■ **Task goal**: Copy all the material below, exactly as it stands.

══════════════════════════════

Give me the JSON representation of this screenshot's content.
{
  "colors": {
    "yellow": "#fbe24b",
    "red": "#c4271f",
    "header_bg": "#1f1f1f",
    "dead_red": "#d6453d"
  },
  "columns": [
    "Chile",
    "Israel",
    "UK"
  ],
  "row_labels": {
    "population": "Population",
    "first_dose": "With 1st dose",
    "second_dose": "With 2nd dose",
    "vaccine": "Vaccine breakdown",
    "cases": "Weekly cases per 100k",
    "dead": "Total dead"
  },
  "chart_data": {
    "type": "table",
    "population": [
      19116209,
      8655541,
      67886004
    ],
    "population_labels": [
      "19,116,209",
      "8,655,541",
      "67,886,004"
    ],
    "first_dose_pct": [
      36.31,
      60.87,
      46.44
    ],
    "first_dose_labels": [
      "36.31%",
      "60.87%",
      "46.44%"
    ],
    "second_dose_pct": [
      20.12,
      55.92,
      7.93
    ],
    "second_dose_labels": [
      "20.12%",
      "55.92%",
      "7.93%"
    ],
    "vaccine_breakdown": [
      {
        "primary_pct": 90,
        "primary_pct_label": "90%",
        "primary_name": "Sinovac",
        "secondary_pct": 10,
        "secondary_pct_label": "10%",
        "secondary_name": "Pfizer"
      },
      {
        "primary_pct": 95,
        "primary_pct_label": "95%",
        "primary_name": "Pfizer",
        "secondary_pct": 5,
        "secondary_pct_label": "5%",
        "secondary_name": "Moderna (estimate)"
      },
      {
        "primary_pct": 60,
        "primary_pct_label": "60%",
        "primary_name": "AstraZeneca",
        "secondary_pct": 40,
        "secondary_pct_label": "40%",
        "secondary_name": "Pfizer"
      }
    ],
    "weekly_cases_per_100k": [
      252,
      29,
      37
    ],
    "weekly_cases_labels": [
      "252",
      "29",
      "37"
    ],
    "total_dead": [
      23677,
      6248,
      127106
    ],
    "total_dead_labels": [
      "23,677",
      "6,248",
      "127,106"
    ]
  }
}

══════════════════════════════

■ **Solution to the problem**:
Give me the JSON representation of this screenshot's content.
{
  "colors": {
    "yellow": "#fbe24b",
    "red": "#c4271f",
    "header_bg": "#1f1f1f",
    "dead_red": "#d6453d"
  },
  "columns": [
    "Chile",
    "Israel",
    "UK"
  ],
  "row_labels": {
    "population": "Population",
    "first_dose": "With 1st dose",
    "second_dose": "With 2nd dose",
    "vaccine": "Vaccine breakdown",
    "cases": "Weekly cases per 100k",
    "dead": "Total dead"
  },
  "chart_data": {
    "type": "table",
    "population": [
      19116209,
      8655541,
      67886004
    ],
    "population_labels": [
      "19,116,209",
      "8,655,541",
      "67,886,004"
    ],
    "first_dose_pct": [
      36.31,
      60.87,
      46.44
    ],
    "first_dose_labels": [
      "36.31%",
      "60.87%",
      "46.44%"
    ],
    "second_dose_pct": [
      20.12,
      55.92,
      7.93
    ],
    "second_dose_labels": [
      "20.12%",
      "55.92%",
      "7.93%"
    ],
    "vaccine_breakdown": [
      {
        "primary_pct": 90,
        "primary_pct_label": "90%",
        "primary_name": "Sinovac",
        "secondary_pct": 10,
        "secondary_pct_label": "10%",
        "secondary_name": "Pfizer"
      },
      {
        "primary_pct": 95,
        "primary_pct_label": "95%",
        "primary_name": "Pfizer",
        "secondary_pct": 5,
        "secondary_pct_label": "5%",
        "secondary_name": "Moderna (estimate)"
      },
      {
        "primary_pct": 60,
        "primary_pct_label": "60%",
        "primary_name": "AstraZeneca",
        "secondary_pct": 40,
        "secondary_pct_label": "40%",
        "secondary_name": "Pfizer"
      }
    ],
    "weekly_cases_per_100k": [
      252,
      29,
      37
    ],
    "weekly_cases_labels": [
      "252",
      "29",
      "37"
    ],
    "total_dead": [
      23677,
      6248,
      127106
    ],
    "total_dead_labels": [
      "23,677",
      "6,248",
      "127,106"
    ]
  }
}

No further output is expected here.